— Start Data for the task —

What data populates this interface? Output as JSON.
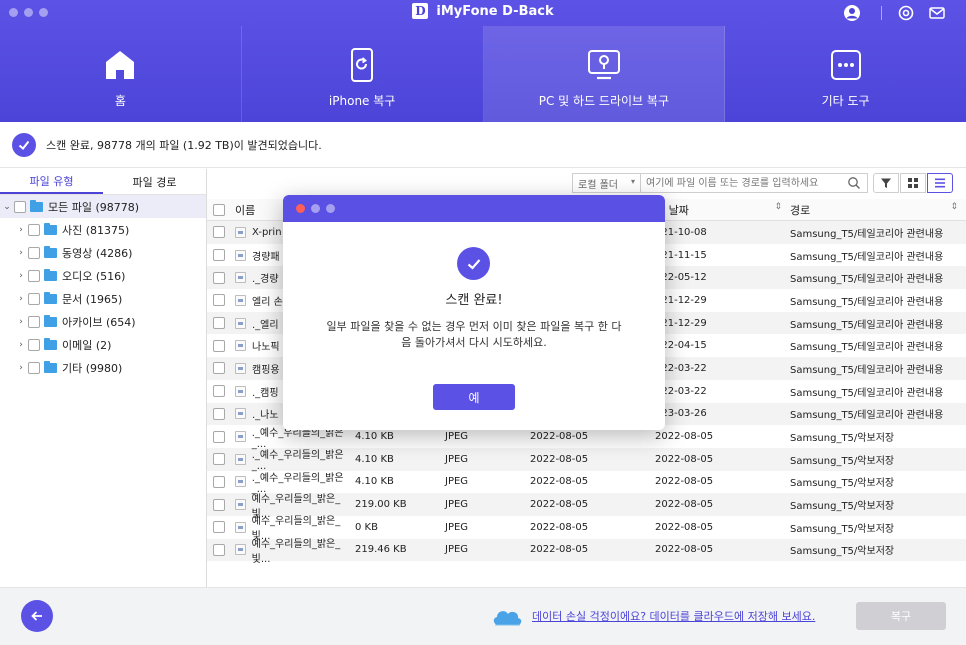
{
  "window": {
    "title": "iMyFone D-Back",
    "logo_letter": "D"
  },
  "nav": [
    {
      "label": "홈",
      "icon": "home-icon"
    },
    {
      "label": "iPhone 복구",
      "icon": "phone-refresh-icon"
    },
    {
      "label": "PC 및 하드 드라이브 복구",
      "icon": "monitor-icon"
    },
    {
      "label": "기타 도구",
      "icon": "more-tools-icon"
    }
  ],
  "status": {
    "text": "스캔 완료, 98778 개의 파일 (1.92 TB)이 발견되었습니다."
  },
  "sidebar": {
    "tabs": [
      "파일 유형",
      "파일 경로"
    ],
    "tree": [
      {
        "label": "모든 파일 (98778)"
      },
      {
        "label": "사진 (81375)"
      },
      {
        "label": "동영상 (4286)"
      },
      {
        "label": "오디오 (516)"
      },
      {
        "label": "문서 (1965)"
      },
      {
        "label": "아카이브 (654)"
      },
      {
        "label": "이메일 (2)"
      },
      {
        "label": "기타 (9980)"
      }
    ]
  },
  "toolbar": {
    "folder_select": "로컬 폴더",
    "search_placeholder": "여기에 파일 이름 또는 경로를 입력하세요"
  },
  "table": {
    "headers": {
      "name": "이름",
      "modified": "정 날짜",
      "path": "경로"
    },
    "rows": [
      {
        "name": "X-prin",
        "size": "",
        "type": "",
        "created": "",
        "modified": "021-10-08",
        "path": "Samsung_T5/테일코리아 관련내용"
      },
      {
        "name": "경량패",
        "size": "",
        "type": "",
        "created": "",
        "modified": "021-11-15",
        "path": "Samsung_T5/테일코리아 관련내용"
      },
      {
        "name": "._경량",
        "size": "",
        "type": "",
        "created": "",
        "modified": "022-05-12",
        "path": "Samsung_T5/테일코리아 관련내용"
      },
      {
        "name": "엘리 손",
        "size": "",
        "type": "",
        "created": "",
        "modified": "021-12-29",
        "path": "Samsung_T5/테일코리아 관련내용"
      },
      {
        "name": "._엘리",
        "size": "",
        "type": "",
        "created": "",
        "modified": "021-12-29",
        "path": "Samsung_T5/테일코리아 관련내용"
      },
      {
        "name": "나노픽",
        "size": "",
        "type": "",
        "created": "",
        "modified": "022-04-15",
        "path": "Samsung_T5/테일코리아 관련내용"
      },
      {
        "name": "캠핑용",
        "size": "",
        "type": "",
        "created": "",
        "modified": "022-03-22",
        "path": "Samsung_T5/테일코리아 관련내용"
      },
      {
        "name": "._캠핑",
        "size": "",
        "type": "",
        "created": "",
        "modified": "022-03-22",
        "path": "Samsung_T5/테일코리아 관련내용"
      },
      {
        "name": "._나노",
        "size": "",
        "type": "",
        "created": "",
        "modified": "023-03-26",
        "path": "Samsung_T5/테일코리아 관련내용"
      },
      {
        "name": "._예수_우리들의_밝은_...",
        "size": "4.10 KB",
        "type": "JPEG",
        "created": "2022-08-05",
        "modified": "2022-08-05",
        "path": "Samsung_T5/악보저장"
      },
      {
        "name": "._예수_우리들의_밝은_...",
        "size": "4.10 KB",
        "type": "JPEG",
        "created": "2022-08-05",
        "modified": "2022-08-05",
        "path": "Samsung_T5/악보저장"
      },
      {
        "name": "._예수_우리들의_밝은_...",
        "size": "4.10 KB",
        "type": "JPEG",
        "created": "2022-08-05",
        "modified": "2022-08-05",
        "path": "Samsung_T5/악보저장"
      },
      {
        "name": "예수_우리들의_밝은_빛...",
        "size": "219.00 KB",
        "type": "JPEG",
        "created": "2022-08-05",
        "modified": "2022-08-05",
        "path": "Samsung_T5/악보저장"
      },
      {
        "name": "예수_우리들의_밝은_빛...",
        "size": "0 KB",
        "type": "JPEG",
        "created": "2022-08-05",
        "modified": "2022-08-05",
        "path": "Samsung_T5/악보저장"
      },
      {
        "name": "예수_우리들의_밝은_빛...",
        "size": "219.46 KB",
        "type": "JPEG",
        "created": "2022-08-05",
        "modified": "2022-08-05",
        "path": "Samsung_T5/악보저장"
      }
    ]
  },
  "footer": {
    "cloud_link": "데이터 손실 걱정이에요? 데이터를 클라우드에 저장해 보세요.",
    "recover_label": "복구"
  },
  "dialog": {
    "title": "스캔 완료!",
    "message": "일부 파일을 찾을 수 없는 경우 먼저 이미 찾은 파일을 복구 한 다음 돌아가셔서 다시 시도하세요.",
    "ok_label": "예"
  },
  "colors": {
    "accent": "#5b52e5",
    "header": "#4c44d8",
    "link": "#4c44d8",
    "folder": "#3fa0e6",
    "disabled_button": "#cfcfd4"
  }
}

— End Data for the task —

_Problem description_: Exclude the pictures and repeat every other part of the records word for word.

_Task result_:
What data populates this interface? Output as JSON.
{
  "window": {
    "title": "iMyFone D-Back",
    "logo_letter": "D"
  },
  "nav": [
    {
      "label": "홈",
      "icon": "home-icon"
    },
    {
      "label": "iPhone 복구",
      "icon": "phone-refresh-icon"
    },
    {
      "label": "PC 및 하드 드라이브 복구",
      "icon": "monitor-icon"
    },
    {
      "label": "기타 도구",
      "icon": "more-tools-icon"
    }
  ],
  "status": {
    "text": "스캔 완료, 98778 개의 파일 (1.92 TB)이 발견되었습니다."
  },
  "sidebar": {
    "tabs": [
      "파일 유형",
      "파일 경로"
    ],
    "tree": [
      {
        "label": "모든 파일 (98778)"
      },
      {
        "label": "사진 (81375)"
      },
      {
        "label": "동영상 (4286)"
      },
      {
        "label": "오디오 (516)"
      },
      {
        "label": "문서 (1965)"
      },
      {
        "label": "아카이브 (654)"
      },
      {
        "label": "이메일 (2)"
      },
      {
        "label": "기타 (9980)"
      }
    ]
  },
  "toolbar": {
    "folder_select": "로컬 폴더",
    "search_placeholder": "여기에 파일 이름 또는 경로를 입력하세요"
  },
  "table": {
    "headers": {
      "name": "이름",
      "modified": "정 날짜",
      "path": "경로"
    },
    "rows": [
      {
        "name": "X-prin",
        "size": "",
        "type": "",
        "created": "",
        "modified": "021-10-08",
        "path": "Samsung_T5/테일코리아 관련내용"
      },
      {
        "name": "경량패",
        "size": "",
        "type": "",
        "created": "",
        "modified": "021-11-15",
        "path": "Samsung_T5/테일코리아 관련내용"
      },
      {
        "name": "._경량",
        "size": "",
        "type": "",
        "created": "",
        "modified": "022-05-12",
        "path": "Samsung_T5/테일코리아 관련내용"
      },
      {
        "name": "엘리 손",
        "size": "",
        "type": "",
        "created": "",
        "modified": "021-12-29",
        "path": "Samsung_T5/테일코리아 관련내용"
      },
      {
        "name": "._엘리",
        "size": "",
        "type": "",
        "created": "",
        "modified": "021-12-29",
        "path": "Samsung_T5/테일코리아 관련내용"
      },
      {
        "name": "나노픽",
        "size": "",
        "type": "",
        "created": "",
        "modified": "022-04-15",
        "path": "Samsung_T5/테일코리아 관련내용"
      },
      {
        "name": "캠핑용",
        "size": "",
        "type": "",
        "created": "",
        "modified": "022-03-22",
        "path": "Samsung_T5/테일코리아 관련내용"
      },
      {
        "name": "._캠핑",
        "size": "",
        "type": "",
        "created": "",
        "modified": "022-03-22",
        "path": "Samsung_T5/테일코리아 관련내용"
      },
      {
        "name": "._나노",
        "size": "",
        "type": "",
        "created": "",
        "modified": "023-03-26",
        "path": "Samsung_T5/테일코리아 관련내용"
      },
      {
        "name": "._예수_우리들의_밝은_...",
        "size": "4.10 KB",
        "type": "JPEG",
        "created": "2022-08-05",
        "modified": "2022-08-05",
        "path": "Samsung_T5/악보저장"
      },
      {
        "name": "._예수_우리들의_밝은_...",
        "size": "4.10 KB",
        "type": "JPEG",
        "created": "2022-08-05",
        "modified": "2022-08-05",
        "path": "Samsung_T5/악보저장"
      },
      {
        "name": "._예수_우리들의_밝은_...",
        "size": "4.10 KB",
        "type": "JPEG",
        "created": "2022-08-05",
        "modified": "2022-08-05",
        "path": "Samsung_T5/악보저장"
      },
      {
        "name": "예수_우리들의_밝은_빛...",
        "size": "219.00 KB",
        "type": "JPEG",
        "created": "2022-08-05",
        "modified": "2022-08-05",
        "path": "Samsung_T5/악보저장"
      },
      {
        "name": "예수_우리들의_밝은_빛...",
        "size": "0 KB",
        "type": "JPEG",
        "created": "2022-08-05",
        "modified": "2022-08-05",
        "path": "Samsung_T5/악보저장"
      },
      {
        "name": "예수_우리들의_밝은_빛...",
        "size": "219.46 KB",
        "type": "JPEG",
        "created": "2022-08-05",
        "modified": "2022-08-05",
        "path": "Samsung_T5/악보저장"
      }
    ]
  },
  "footer": {
    "cloud_link": "데이터 손실 걱정이에요? 데이터를 클라우드에 저장해 보세요.",
    "recover_label": "복구"
  },
  "dialog": {
    "title": "스캔 완료!",
    "message": "일부 파일을 찾을 수 없는 경우 먼저 이미 찾은 파일을 복구 한 다음 돌아가셔서 다시 시도하세요.",
    "ok_label": "예"
  },
  "colors": {
    "accent": "#5b52e5",
    "header": "#4c44d8",
    "link": "#4c44d8",
    "folder": "#3fa0e6",
    "disabled_button": "#cfcfd4"
  }
}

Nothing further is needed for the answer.